§ Given exercise
Do not copy the pictures; transcribe all other material exactly.

══════════════════════════════

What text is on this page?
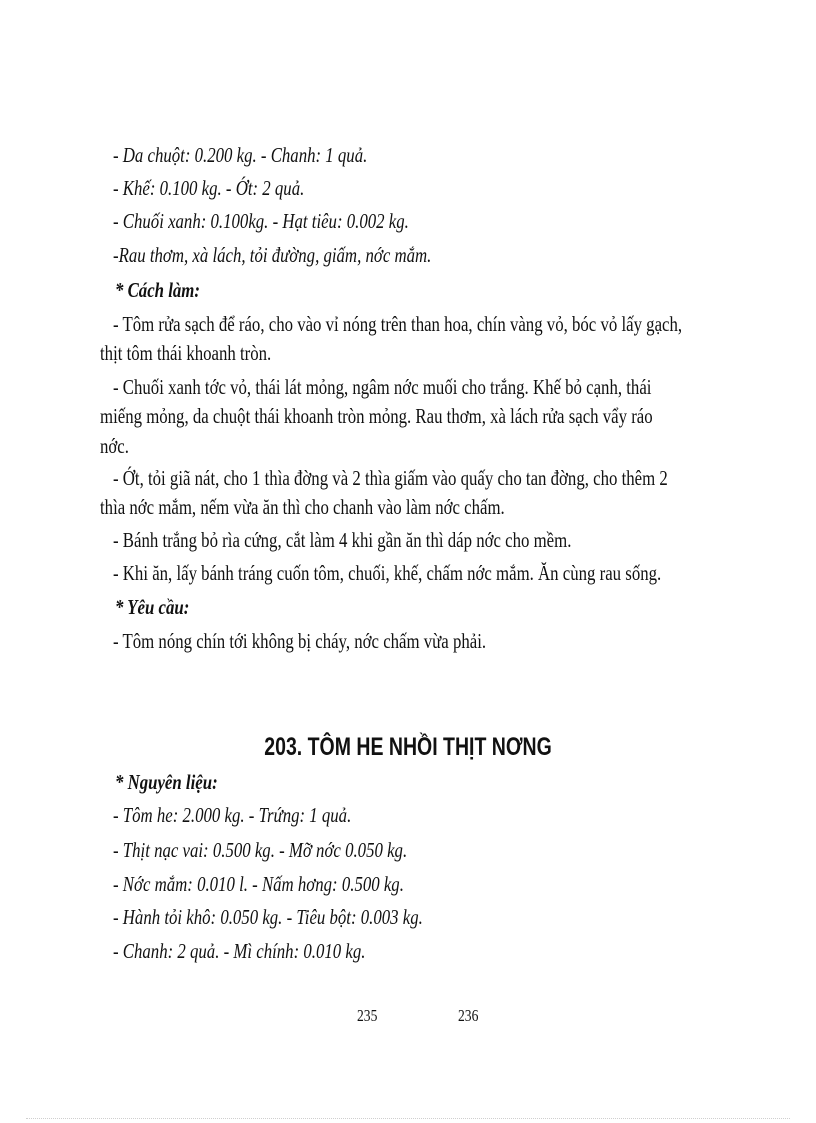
- Da chuột: 0.200 kg. - Chanh: 1 quả.
- Khế: 0.100 kg. - Ớt: 2 quả.
- Chuối xanh: 0.100kg. - Hạt tiêu: 0.002 kg.
-Rau thơm, xà lách, tỏi đường, giấm, nớc mắm.
* Cách làm:
- Tôm rửa sạch để ráo, cho vào vỉ nóng trên than hoa, chín vàng vỏ, bóc vỏ lấy gạch,
thịt tôm thái khoanh tròn.
- Chuối xanh tớc vỏ, thái lát mỏng, ngâm nớc muối cho trắng. Khế bỏ cạnh, thái
miếng mỏng, da chuột thái khoanh tròn mỏng. Rau thơm, xà lách rửa sạch vẩy ráo
nớc.
- Ớt, tỏi giã nát, cho 1 thìa đờng và 2 thìa giấm vào quấy cho tan đờng, cho thêm 2
thìa nớc mắm, nếm vừa ăn thì cho chanh vào làm nớc chấm.
- Bánh trắng bỏ rìa cứng, cắt làm 4 khi gần ăn thì dáp nớc cho mềm.
- Khi ăn, lấy bánh tráng cuốn tôm, chuối, khế, chấm nớc mắm. Ăn cùng rau sống.
* Yêu cầu:
- Tôm nóng chín tới không bị cháy, nớc chấm vừa phải.
203. TÔM HE NHỒI THỊT NƠNG
* Nguyên liệu:
- Tôm he: 2.000 kg. - Trứng: 1 quả.
- Thịt nạc vai: 0.500 kg. - Mỡ nớc 0.050 kg.
- Nớc mắm: 0.010 l. - Nấm hơng: 0.500 kg.
- Hành tỏi khô: 0.050 kg. - Tiêu bột: 0.003 kg.
- Chanh: 2 quả. - Mì chính: 0.010 kg.
235	236
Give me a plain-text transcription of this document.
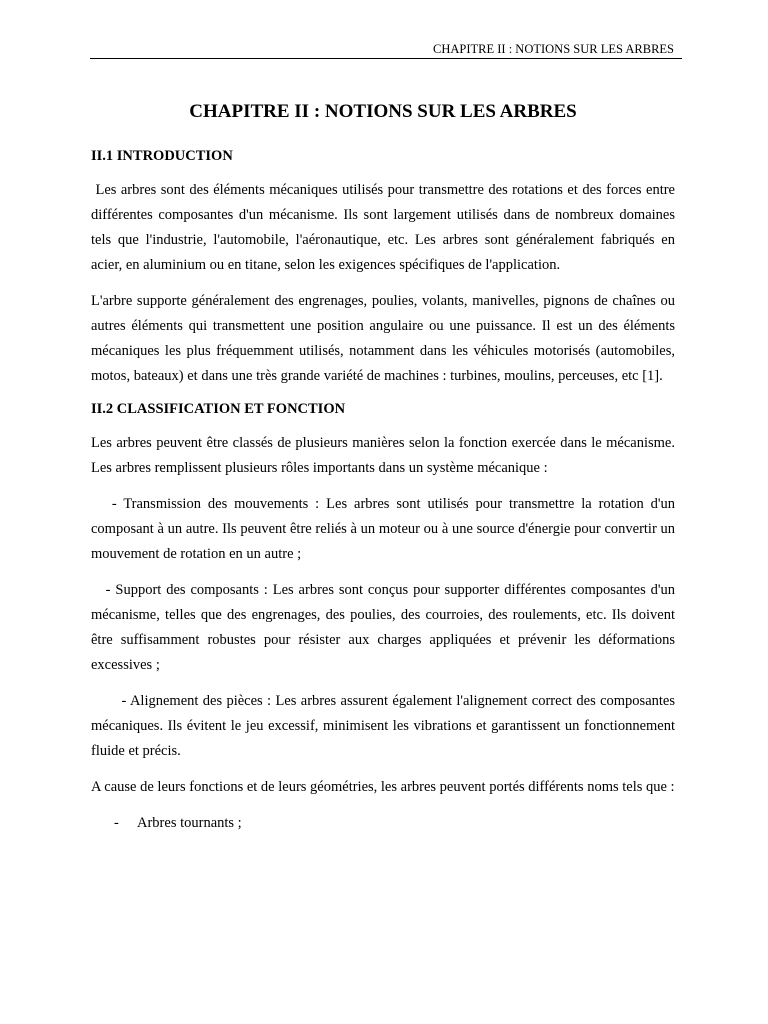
CHAPITRE II : NOTIONS SUR LES ARBRES
CHAPITRE II : NOTIONS SUR LES ARBRES
II.1 INTRODUCTION

Les arbres sont des éléments mécaniques utilisés pour transmettre des rotations et des forces entre différentes composantes d'un mécanisme. Ils sont largement utilisés dans de nombreux domaines tels que l'industrie, l'automobile, l'aéronautique, etc. Les arbres sont généralement fabriqués en acier, en aluminium ou en titane, selon les exigences spécifiques de l'application.

L'arbre supporte généralement des engrenages, poulies, volants, manivelles, pignons de chaînes ou autres éléments qui transmettent une position angulaire ou une puissance. Il est un des éléments mécaniques les plus fréquemment utilisés, notamment dans les véhicules motorisés (automobiles, motos, bateaux) et dans une très grande variété de machines : turbines, moulins, perceuses, etc [1].

II.2 CLASSIFICATION ET FONCTION

Les arbres peuvent être classés de plusieurs manières selon la fonction exercée dans le mécanisme. Les arbres remplissent plusieurs rôles importants dans un système mécanique :

- Transmission des mouvements : Les arbres sont utilisés pour transmettre la rotation d'un composant à un autre. Ils peuvent être reliés à un moteur ou à une source d'énergie pour convertir un mouvement de rotation en un autre ;

- Support des composants : Les arbres sont conçus pour supporter différentes composantes d'un mécanisme, telles que des engrenages, des poulies, des courroies, des roulements, etc. Ils doivent être suffisamment robustes pour résister aux charges appliquées et prévenir les déformations excessives ;

- Alignement des pièces : Les arbres assurent également l'alignement correct des composantes mécaniques. Ils évitent le jeu excessif, minimisent les vibrations et garantissent un fonctionnement fluide et précis.

A cause de leurs fonctions et de leurs géométries, les arbres peuvent portés différents noms tels que :

- Arbres tournants ;
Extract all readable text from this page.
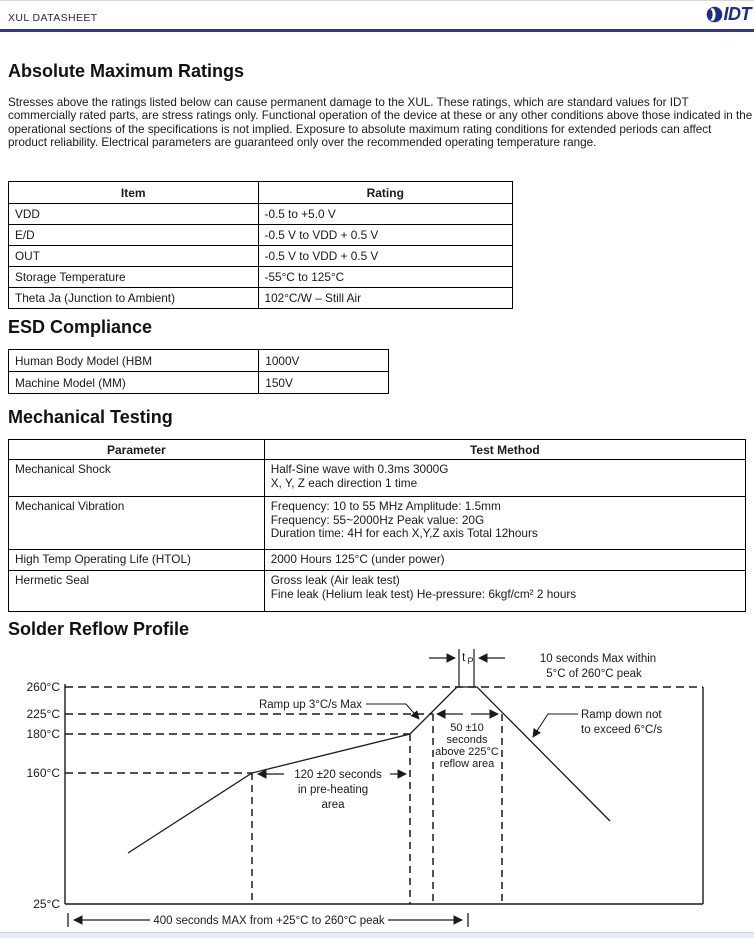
XUL DATASHEET	IDT
Absolute Maximum Ratings
Stresses above the ratings listed below can cause permanent damage to the XUL. These ratings, which are standard values for IDT commercially rated parts, are stress ratings only. Functional operation of the device at these or any other conditions above those indicated in the operational sections of the specifications is not implied. Exposure to absolute maximum rating conditions for extended periods can affect product reliability. Electrical parameters are guaranteed only over the recommended operating temperature range.
Item	Rating
VDD	-0.5 to +5.0 V
E/D	-0.5 V to VDD + 0.5 V
OUT	-0.5 V to VDD + 0.5 V
Storage Temperature	-55°C to 125°C
Theta Ja (Junction to Ambient)	102°C/W – Still Air
ESD Compliance
Human Body Model (HBM	1000V
Machine Model (MM)	150V
Mechanical Testing
Parameter	Test Method
Mechanical Shock	Half-Sine wave with 0.3ms 3000G
X, Y, Z each direction 1 time

Mechanical Vibration	Frequency: 10 to 55 MHz Amplitude: 1.5mm
Frequency: 55~2000Hz Peak value: 20G
Duration time: 4H for each X,Y,Z axis Total 12hours

High Temp Operating Life (HTOL)	2000 Hours 125°C (under power)

Hermetic Seal	Gross leak (Air leak test)
Fine leak (Helium leak test) He-pressure: 6kgf/cm² 2 hours
Solder Reflow Profile
t P	10 seconds Max within
5°C of 260°C peak
260°C
225°C
180°C
160°C
25°C
Ramp up 3°C/s Max
Ramp down not
to exceed 6°C/s
50 ±10
seconds
above 225°C
reflow area
120 ±20 seconds
in pre-heating
area
400 seconds MAX from +25°C to 260°C peak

══════════════════════════════

§ Written solution
What text is on this page?
- Da chuột: 0.200 kg. - Chanh: 1 quả.
- Khế: 0.100 kg. - Ớt: 2 quả.
- Chuối xanh: 0.100kg. - Hạt tiêu: 0.002 kg.
-Rau thơm, xà lách, tỏi đường, giấm, nớc mắm.
* Cách làm:
- Tôm rửa sạch để ráo, cho vào vỉ nóng trên than hoa, chín vàng vỏ, bóc vỏ lấy gạch,
thịt tôm thái khoanh tròn.
- Chuối xanh tớc vỏ, thái lát mỏng, ngâm nớc muối cho trắng. Khế bỏ cạnh, thái
miếng mỏng, da chuột thái khoanh tròn mỏng. Rau thơm, xà lách rửa sạch vẩy ráo
nớc.
- Ớt, tỏi giã nát, cho 1 thìa đờng và 2 thìa giấm vào quấy cho tan đờng, cho thêm 2
thìa nớc mắm, nếm vừa ăn thì cho chanh vào làm nớc chấm.
- Bánh trắng bỏ rìa cứng, cắt làm 4 khi gần ăn thì dáp nớc cho mềm.
- Khi ăn, lấy bánh tráng cuốn tôm, chuối, khế, chấm nớc mắm. Ăn cùng rau sống.
* Yêu cầu:
- Tôm nóng chín tới không bị cháy, nớc chấm vừa phải.
203. TÔM HE NHỒI THỊT NƠNG
* Nguyên liệu:
- Tôm he: 2.000 kg. - Trứng: 1 quả.
- Thịt nạc vai: 0.500 kg. - Mỡ nớc 0.050 kg.
- Nớc mắm: 0.010 l. - Nấm hơng: 0.500 kg.
- Hành tỏi khô: 0.050 kg. - Tiêu bột: 0.003 kg.
- Chanh: 2 quả. - Mì chính: 0.010 kg.
235	236
Give me a plain-text transcription of this document.
CHAPITRE II : NOTIONS SUR LES ARBRES
CHAPITRE II : NOTIONS SUR LES ARBRES
II.1 INTRODUCTION

Les arbres sont des éléments mécaniques utilisés pour transmettre des rotations et des forces entre différentes composantes d'un mécanisme. Ils sont largement utilisés dans de nombreux domaines tels que l'industrie, l'automobile, l'aéronautique, etc. Les arbres sont généralement fabriqués en acier, en aluminium ou en titane, selon les exigences spécifiques de l'application.

L'arbre supporte généralement des engrenages, poulies, volants, manivelles, pignons de chaînes ou autres éléments qui transmettent une position angulaire ou une puissance. Il est un des éléments mécaniques les plus fréquemment utilisés, notamment dans les véhicules motorisés (automobiles, motos, bateaux) et dans une très grande variété de machines : turbines, moulins, perceuses, etc [1].

II.2 CLASSIFICATION ET FONCTION

Les arbres peuvent être classés de plusieurs manières selon la fonction exercée dans le mécanisme. Les arbres remplissent plusieurs rôles importants dans un système mécanique :

- Transmission des mouvements : Les arbres sont utilisés pour transmettre la rotation d'un composant à un autre. Ils peuvent être reliés à un moteur ou à une source d'énergie pour convertir un mouvement de rotation en un autre ;

- Support des composants : Les arbres sont conçus pour supporter différentes composantes d'un mécanisme, telles que des engrenages, des poulies, des courroies, des roulements, etc. Ils doivent être suffisamment robustes pour résister aux charges appliquées et prévenir les déformations excessives ;

- Alignement des pièces : Les arbres assurent également l'alignement correct des composantes mécaniques. Ils évitent le jeu excessif, minimisent les vibrations et garantissent un fonctionnement fluide et précis.

A cause de leurs fonctions et de leurs géométries, les arbres peuvent portés différents noms tels que :

- Arbres tournants ;
Extract all readable text from this page.
XUL DATASHEET	IDT
Absolute Maximum Ratings
Stresses above the ratings listed below can cause permanent damage to the XUL. These ratings, which are standard values for IDT commercially rated parts, are stress ratings only. Functional operation of the device at these or any other conditions above those indicated in the operational sections of the specifications is not implied. Exposure to absolute maximum rating conditions for extended periods can affect product reliability. Electrical parameters are guaranteed only over the recommended operating temperature range.
Item	Rating
VDD	-0.5 to +5.0 V
E/D	-0.5 V to VDD + 0.5 V
OUT	-0.5 V to VDD + 0.5 V
Storage Temperature	-55°C to 125°C
Theta Ja (Junction to Ambient)	102°C/W – Still Air
ESD Compliance
Human Body Model (HBM	1000V
Machine Model (MM)	150V
Mechanical Testing
Parameter	Test Method
Mechanical Shock	Half-Sine wave with 0.3ms 3000G
X, Y, Z each direction 1 time

Mechanical Vibration	Frequency: 10 to 55 MHz Amplitude: 1.5mm
Frequency: 55~2000Hz Peak value: 20G
Duration time: 4H for each X,Y,Z axis Total 12hours

High Temp Operating Life (HTOL)	2000 Hours 125°C (under power)

Hermetic Seal	Gross leak (Air leak test)
Fine leak (Helium leak test) He-pressure: 6kgf/cm² 2 hours
Solder Reflow Profile
t P	10 seconds Max within
5°C of 260°C peak
260°C
225°C
180°C
160°C
25°C
Ramp up 3°C/s Max
Ramp down not
to exceed 6°C/s
50 ±10
seconds
above 225°C
reflow area
120 ±20 seconds
in pre-heating
area
400 seconds MAX from +25°C to 260°C peak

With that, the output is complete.